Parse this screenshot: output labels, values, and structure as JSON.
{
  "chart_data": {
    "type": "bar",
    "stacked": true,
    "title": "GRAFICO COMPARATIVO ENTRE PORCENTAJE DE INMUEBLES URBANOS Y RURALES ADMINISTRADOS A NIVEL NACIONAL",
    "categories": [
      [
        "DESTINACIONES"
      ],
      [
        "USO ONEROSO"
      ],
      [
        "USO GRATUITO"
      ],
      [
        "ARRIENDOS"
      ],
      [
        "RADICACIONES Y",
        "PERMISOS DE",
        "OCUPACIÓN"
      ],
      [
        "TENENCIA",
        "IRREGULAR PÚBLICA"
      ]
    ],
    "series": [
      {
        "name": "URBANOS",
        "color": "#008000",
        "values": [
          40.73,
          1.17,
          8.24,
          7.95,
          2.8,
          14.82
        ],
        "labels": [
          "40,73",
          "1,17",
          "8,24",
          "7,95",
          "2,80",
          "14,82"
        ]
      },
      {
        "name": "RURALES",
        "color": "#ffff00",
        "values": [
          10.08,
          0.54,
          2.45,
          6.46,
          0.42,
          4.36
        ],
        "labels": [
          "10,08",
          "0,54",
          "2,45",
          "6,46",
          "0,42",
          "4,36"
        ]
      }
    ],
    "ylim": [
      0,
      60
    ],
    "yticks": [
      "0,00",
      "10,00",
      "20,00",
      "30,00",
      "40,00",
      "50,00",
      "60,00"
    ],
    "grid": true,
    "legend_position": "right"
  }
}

****

**TASK STATEMENT**
Where a line contains "RURALES", copy that line.

**EXERCISE RESPONSE**
    "title": "GRAFICO COMPARATIVO ENTRE PORCENTAJE DE INMUEBLES URBANOS Y RURALES ADMINISTRADOS A NIVEL NACIONAL",
        "name": "RURALES",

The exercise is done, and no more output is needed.